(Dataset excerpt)
>> begin

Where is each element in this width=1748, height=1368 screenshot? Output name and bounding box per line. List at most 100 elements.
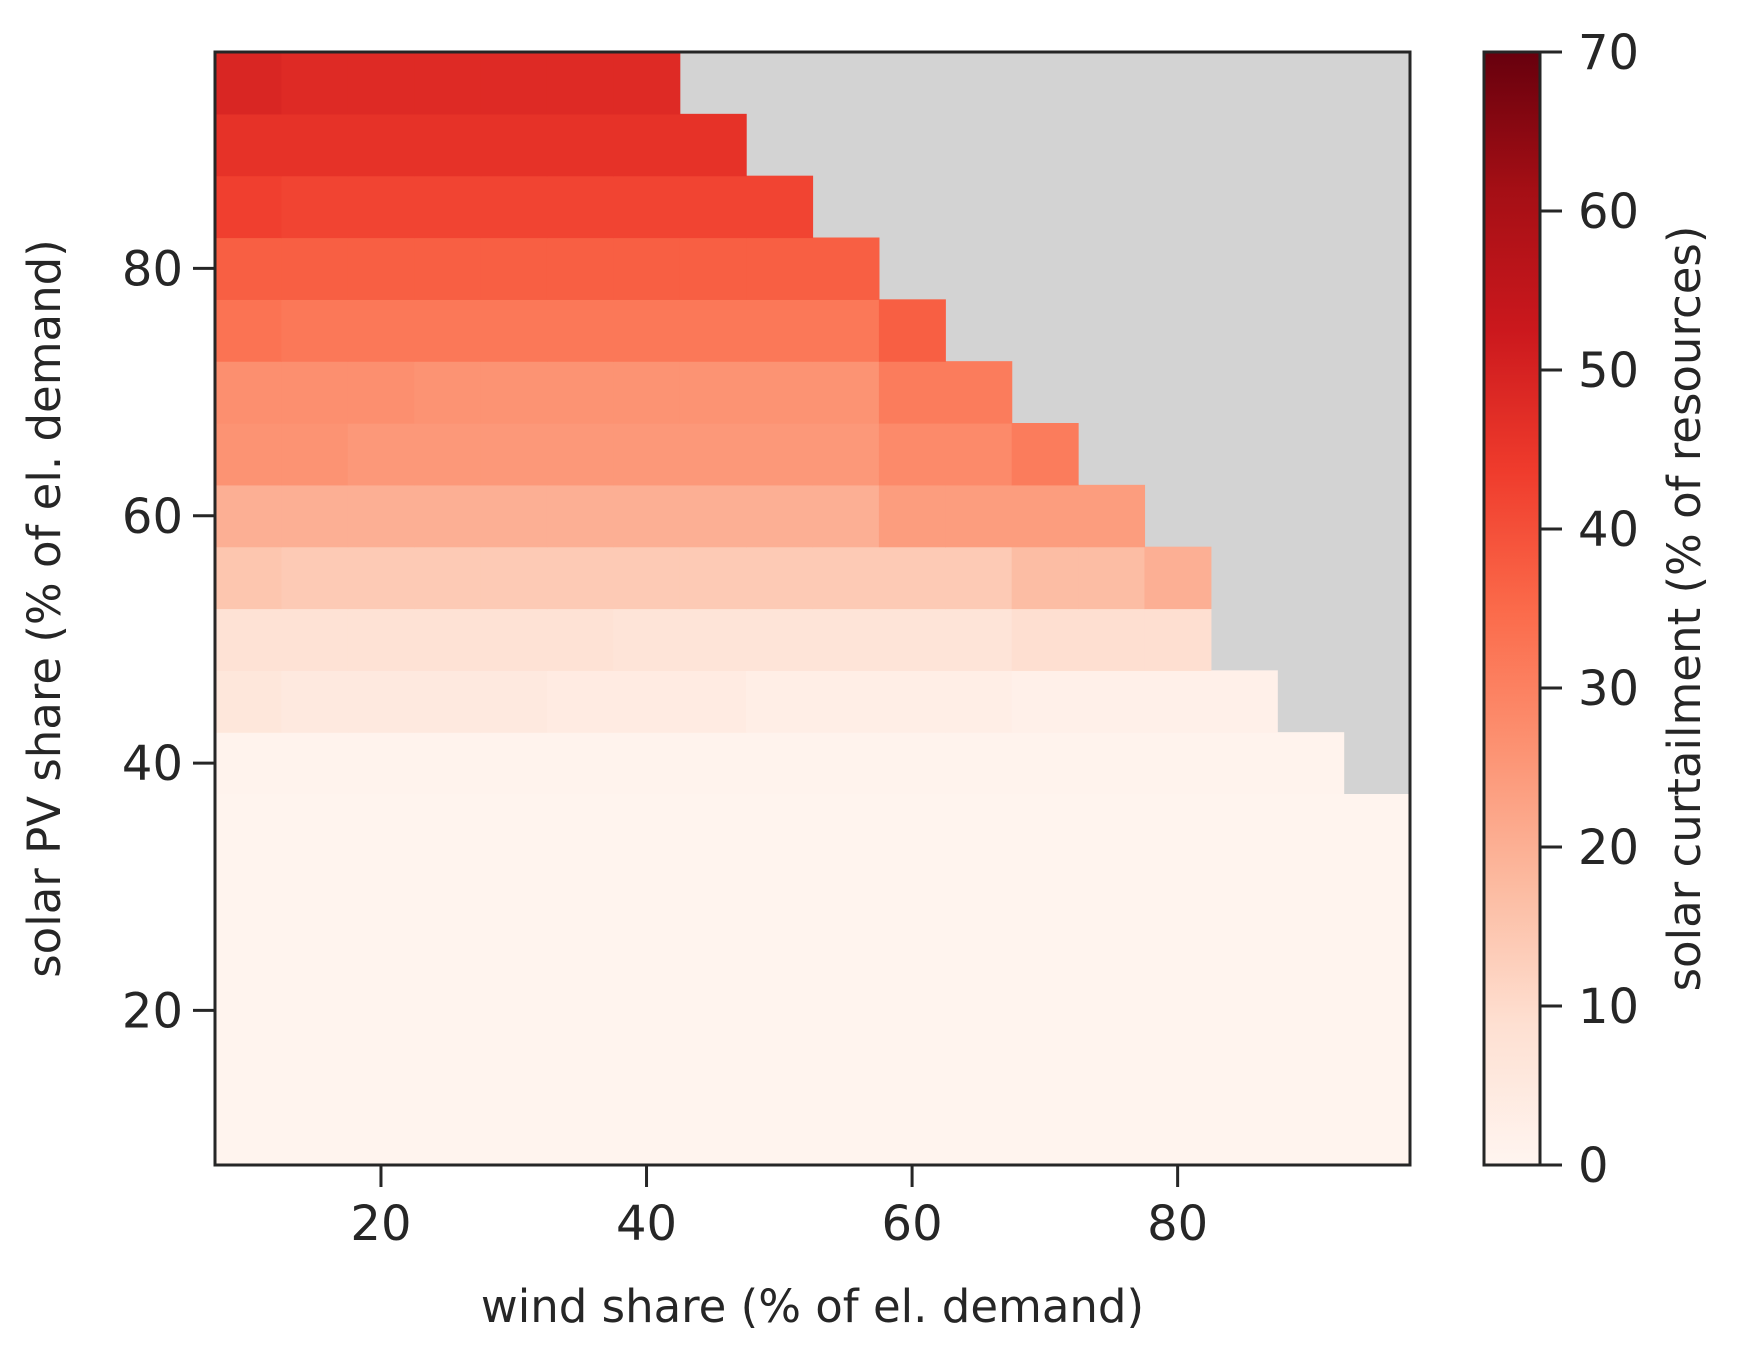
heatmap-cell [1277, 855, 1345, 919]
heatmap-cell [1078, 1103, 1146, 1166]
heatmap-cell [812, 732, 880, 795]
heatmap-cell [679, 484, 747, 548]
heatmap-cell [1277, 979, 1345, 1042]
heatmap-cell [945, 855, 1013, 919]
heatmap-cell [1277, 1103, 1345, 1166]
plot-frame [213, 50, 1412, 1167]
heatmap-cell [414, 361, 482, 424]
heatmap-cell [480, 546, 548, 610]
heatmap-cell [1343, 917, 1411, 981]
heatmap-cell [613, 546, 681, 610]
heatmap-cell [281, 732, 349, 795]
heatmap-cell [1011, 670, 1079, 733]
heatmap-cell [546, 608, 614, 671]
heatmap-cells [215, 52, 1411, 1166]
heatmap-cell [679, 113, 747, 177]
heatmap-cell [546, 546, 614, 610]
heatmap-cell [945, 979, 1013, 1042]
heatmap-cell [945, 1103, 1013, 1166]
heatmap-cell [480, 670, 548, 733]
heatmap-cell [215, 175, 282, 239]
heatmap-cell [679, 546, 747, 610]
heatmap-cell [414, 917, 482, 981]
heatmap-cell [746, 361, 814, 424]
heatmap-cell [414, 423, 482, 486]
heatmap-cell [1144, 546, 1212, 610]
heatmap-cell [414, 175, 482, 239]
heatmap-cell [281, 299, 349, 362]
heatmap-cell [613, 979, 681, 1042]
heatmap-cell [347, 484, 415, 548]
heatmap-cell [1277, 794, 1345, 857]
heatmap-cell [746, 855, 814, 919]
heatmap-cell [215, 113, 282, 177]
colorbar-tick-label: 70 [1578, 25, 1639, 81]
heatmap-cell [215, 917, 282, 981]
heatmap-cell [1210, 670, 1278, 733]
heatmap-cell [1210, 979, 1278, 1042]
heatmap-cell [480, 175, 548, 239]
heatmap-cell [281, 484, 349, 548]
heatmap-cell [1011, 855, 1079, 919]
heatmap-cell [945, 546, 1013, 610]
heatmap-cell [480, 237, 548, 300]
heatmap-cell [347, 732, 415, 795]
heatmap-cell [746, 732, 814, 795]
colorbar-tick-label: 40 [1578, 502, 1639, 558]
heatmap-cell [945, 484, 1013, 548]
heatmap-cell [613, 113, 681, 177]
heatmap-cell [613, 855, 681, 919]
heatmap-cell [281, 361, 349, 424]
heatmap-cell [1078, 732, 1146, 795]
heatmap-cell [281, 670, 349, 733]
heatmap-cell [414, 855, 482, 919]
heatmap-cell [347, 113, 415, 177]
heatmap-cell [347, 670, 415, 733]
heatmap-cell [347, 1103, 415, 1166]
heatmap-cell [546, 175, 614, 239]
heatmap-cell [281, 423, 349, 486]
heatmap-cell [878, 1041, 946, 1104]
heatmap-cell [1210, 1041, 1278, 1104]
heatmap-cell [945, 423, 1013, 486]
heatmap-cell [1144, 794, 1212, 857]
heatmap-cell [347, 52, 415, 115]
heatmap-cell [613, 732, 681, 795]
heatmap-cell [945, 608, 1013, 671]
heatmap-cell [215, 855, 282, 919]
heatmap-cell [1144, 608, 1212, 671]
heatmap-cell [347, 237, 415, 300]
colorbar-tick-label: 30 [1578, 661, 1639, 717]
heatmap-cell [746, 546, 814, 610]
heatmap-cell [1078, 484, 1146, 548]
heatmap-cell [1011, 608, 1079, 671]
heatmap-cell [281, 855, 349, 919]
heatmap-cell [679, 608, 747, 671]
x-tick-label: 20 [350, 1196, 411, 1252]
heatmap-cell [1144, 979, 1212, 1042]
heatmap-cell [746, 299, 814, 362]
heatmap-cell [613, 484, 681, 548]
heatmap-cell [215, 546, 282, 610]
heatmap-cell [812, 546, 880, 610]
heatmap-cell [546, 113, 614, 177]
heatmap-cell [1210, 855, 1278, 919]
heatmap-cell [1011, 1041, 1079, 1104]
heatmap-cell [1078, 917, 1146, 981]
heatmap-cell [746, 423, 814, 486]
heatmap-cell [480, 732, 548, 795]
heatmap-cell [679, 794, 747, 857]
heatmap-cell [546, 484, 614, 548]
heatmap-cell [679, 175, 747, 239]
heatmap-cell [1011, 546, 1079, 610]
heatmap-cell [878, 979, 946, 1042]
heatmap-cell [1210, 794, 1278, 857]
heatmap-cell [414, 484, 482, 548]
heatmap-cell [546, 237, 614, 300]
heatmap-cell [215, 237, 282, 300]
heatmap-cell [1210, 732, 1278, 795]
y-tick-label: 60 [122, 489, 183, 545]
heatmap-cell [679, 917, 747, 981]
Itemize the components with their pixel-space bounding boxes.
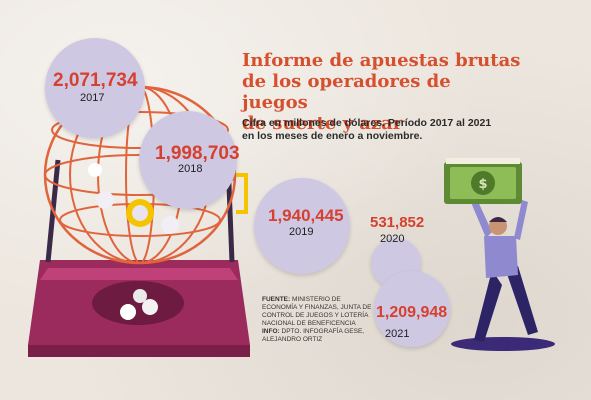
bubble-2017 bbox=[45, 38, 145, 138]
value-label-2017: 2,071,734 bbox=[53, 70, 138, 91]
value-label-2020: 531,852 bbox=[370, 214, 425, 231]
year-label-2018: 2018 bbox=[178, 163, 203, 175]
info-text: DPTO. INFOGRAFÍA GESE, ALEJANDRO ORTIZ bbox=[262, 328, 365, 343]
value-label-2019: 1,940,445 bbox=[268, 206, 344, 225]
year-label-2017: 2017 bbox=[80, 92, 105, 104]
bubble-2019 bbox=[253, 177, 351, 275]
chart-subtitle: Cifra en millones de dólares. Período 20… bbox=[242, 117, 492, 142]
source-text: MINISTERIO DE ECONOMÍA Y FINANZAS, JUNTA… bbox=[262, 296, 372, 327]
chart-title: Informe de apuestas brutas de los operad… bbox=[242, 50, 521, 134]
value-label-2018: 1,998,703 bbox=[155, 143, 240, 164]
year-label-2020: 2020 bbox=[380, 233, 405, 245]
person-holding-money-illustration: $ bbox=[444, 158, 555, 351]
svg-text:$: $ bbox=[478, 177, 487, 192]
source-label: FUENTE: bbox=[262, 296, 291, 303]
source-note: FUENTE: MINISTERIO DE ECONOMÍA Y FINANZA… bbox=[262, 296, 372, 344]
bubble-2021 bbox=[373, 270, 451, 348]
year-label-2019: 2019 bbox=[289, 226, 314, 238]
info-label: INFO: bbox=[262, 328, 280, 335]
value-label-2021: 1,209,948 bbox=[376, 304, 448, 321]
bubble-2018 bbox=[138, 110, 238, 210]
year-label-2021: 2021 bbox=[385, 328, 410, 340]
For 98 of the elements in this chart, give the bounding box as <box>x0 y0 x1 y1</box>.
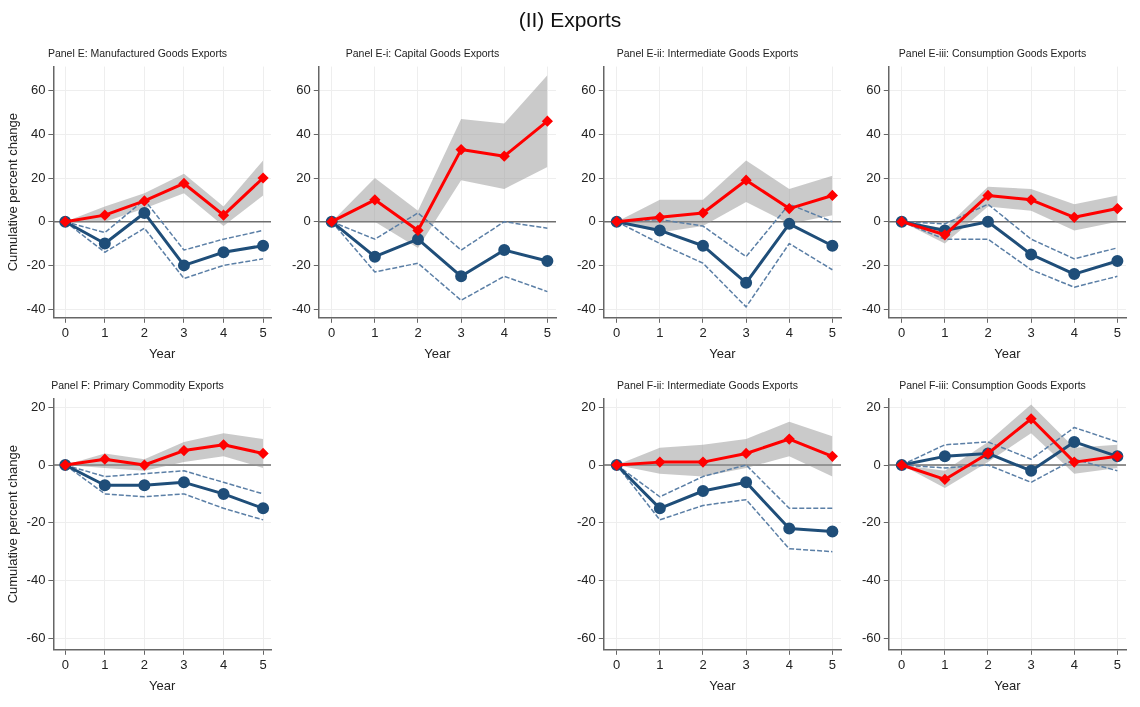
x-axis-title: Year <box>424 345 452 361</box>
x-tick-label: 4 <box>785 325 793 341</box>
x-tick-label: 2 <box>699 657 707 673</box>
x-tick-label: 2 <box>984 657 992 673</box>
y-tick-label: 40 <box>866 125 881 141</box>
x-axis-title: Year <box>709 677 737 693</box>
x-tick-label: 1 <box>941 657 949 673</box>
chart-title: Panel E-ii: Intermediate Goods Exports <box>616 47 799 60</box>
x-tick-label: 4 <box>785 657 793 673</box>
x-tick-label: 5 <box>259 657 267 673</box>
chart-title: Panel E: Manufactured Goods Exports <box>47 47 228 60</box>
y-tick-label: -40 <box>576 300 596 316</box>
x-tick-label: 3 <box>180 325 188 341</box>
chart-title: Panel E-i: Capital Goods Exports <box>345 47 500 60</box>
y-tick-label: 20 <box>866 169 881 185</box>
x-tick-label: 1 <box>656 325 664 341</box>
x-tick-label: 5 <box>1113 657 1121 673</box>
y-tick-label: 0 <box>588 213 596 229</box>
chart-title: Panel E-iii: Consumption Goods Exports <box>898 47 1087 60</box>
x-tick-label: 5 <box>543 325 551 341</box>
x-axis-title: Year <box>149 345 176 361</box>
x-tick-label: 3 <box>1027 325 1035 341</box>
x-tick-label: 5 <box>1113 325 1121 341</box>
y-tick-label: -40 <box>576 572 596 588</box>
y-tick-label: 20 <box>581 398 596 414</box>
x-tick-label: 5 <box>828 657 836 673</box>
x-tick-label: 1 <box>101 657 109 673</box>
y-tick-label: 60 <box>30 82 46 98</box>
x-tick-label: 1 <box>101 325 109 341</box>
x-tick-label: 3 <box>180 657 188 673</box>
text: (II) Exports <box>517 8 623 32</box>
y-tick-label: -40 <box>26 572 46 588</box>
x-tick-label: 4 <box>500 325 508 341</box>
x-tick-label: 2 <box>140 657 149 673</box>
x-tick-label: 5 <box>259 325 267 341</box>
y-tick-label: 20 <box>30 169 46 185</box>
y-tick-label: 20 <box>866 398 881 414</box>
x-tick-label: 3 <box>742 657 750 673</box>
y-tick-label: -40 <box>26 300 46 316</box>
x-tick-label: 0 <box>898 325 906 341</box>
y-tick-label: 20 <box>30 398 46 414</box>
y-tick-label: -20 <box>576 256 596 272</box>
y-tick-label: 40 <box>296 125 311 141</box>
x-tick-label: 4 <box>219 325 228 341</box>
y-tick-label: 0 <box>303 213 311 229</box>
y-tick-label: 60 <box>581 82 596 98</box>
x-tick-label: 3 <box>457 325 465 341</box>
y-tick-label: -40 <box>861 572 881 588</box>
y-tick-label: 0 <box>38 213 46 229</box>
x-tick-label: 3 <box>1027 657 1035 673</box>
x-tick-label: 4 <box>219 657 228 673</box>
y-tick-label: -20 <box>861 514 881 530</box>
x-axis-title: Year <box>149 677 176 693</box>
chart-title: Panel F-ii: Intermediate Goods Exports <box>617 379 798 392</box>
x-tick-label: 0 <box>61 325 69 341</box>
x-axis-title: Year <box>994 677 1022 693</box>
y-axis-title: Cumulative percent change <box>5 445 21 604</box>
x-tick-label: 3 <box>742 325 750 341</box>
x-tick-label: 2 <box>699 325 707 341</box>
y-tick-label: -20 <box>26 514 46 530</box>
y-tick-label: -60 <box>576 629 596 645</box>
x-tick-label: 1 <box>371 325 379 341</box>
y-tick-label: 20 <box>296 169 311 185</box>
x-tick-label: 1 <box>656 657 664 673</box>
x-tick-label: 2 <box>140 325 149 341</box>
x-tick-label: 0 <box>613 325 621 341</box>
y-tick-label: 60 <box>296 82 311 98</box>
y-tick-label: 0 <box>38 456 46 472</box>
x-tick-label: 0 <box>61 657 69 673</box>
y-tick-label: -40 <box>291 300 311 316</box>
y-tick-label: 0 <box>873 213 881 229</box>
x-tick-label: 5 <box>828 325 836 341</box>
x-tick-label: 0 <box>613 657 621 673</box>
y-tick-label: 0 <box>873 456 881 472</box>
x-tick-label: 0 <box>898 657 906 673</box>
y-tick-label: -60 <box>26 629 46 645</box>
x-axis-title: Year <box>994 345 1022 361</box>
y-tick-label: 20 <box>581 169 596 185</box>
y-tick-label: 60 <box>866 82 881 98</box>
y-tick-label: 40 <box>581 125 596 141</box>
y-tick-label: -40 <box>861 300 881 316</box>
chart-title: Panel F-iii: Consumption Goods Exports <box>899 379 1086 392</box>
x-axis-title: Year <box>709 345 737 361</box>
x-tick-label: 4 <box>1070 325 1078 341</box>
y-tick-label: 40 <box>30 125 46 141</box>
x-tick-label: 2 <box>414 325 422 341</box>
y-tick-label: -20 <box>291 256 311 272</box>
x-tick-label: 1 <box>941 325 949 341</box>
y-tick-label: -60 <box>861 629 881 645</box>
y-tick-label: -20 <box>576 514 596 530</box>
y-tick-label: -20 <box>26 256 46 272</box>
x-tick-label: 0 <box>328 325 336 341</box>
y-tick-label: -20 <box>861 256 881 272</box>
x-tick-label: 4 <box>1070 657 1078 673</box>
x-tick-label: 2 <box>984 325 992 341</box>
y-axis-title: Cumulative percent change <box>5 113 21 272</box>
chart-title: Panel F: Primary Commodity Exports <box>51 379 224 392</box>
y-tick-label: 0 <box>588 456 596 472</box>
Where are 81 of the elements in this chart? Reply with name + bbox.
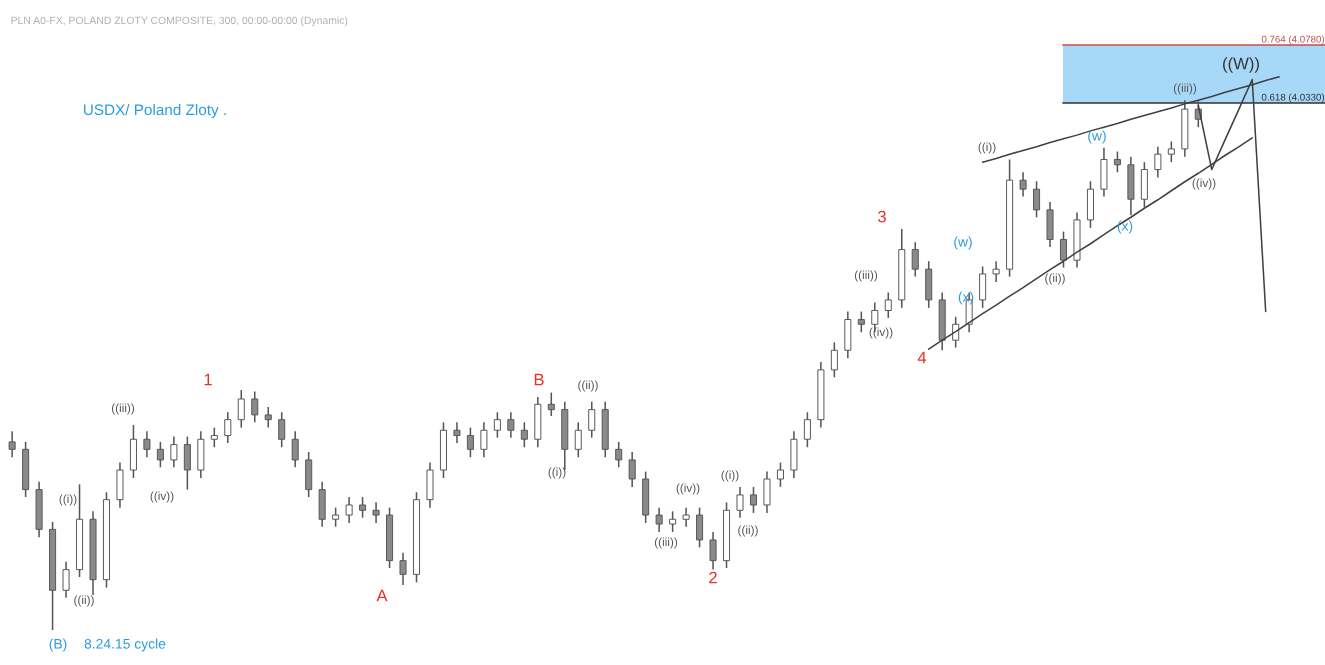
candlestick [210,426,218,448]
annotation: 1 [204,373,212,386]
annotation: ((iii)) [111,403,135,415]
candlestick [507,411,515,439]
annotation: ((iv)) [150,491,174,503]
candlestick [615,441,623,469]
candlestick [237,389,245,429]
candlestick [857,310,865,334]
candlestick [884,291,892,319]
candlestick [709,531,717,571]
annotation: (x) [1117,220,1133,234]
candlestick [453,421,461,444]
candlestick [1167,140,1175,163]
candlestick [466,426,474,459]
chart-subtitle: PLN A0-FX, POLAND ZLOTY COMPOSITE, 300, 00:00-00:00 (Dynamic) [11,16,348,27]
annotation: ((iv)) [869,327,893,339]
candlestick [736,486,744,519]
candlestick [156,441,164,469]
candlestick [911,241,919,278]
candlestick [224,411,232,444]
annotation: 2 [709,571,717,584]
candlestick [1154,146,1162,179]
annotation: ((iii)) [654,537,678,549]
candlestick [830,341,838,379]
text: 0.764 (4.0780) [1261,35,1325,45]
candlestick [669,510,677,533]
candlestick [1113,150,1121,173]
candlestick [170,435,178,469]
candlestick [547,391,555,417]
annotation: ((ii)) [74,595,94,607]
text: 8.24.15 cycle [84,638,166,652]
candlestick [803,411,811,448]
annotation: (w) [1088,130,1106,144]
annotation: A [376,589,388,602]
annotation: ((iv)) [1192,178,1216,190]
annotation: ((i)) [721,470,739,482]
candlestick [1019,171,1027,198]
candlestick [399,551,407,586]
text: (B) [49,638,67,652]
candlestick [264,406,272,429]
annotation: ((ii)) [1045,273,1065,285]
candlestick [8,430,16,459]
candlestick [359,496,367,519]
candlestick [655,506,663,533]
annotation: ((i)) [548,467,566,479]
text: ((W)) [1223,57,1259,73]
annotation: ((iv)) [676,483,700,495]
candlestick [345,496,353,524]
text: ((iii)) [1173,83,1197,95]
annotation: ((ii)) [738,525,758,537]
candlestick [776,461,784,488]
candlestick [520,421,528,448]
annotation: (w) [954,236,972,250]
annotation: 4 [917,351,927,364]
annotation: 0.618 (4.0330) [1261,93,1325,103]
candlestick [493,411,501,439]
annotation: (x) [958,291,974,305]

>> end

== DIRECTIVE ==
Please give the stretch of rows from the line that contains "heatmap-cell [1277, 855, 1345, 919]" through the line that contains "heatmap-cell [746, 732, 814, 795]", both ends included, as a numbered list with blank lines left out.

== FULL SOLUTION ==
1. heatmap-cell [1277, 855, 1345, 919]
2. heatmap-cell [1078, 1103, 1146, 1166]
3. heatmap-cell [812, 732, 880, 795]
4. heatmap-cell [679, 484, 747, 548]
5. heatmap-cell [1277, 979, 1345, 1042]
6. heatmap-cell [945, 855, 1013, 919]
7. heatmap-cell [1277, 1103, 1345, 1166]
8. plot-frame [213, 50, 1412, 1167]
9. heatmap-cell [414, 361, 482, 424]
10. heatmap-cell [480, 546, 548, 610]
11. heatmap-cell [1343, 917, 1411, 981]
12. heatmap-cell [613, 546, 681, 610]
13. heatmap-cell [281, 732, 349, 795]
14. heatmap-cell [1011, 670, 1079, 733]
15. heatmap-cell [546, 608, 614, 671]
16. heatmap-cells [215, 52, 1411, 1166]
17. heatmap-cell [679, 113, 747, 177]
18. heatmap-cell [546, 546, 614, 610]
19. heatmap-cell [945, 979, 1013, 1042]
20. heatmap-cell [945, 1103, 1013, 1166]
21. heatmap-cell [480, 670, 548, 733]
22. heatmap-cell [215, 175, 282, 239]
23. heatmap-cell [679, 546, 747, 610]
24. heatmap-cell [414, 917, 482, 981]
25. heatmap-cell [746, 361, 814, 424]
26. heatmap-cell [414, 423, 482, 486]
27. heatmap-cell [1144, 546, 1212, 610]
28. heatmap-cell [414, 175, 482, 239]
29. heatmap-cell [281, 299, 349, 362]
30. heatmap-cell [613, 979, 681, 1042]
31. heatmap-cell [347, 484, 415, 548]
32. heatmap-cell [1277, 794, 1345, 857]
33. heatmap-cell [746, 855, 814, 919]
34. heatmap-cell [215, 113, 282, 177]
35. colorbar-tick-label: 70 [1578, 25, 1639, 81]
36. heatmap-cell [215, 917, 282, 981]
37. heatmap-cell [1210, 670, 1278, 733]
38. heatmap-cell [1210, 979, 1278, 1042]
39. heatmap-cell [480, 175, 548, 239]
40. heatmap-cell [281, 484, 349, 548]
41. heatmap-cell [1011, 855, 1079, 919]
42. heatmap-cell [945, 546, 1013, 610]
43. heatmap-cell [480, 237, 548, 300]
44. heatmap-cell [347, 732, 415, 795]
45. heatmap-cell [746, 732, 814, 795]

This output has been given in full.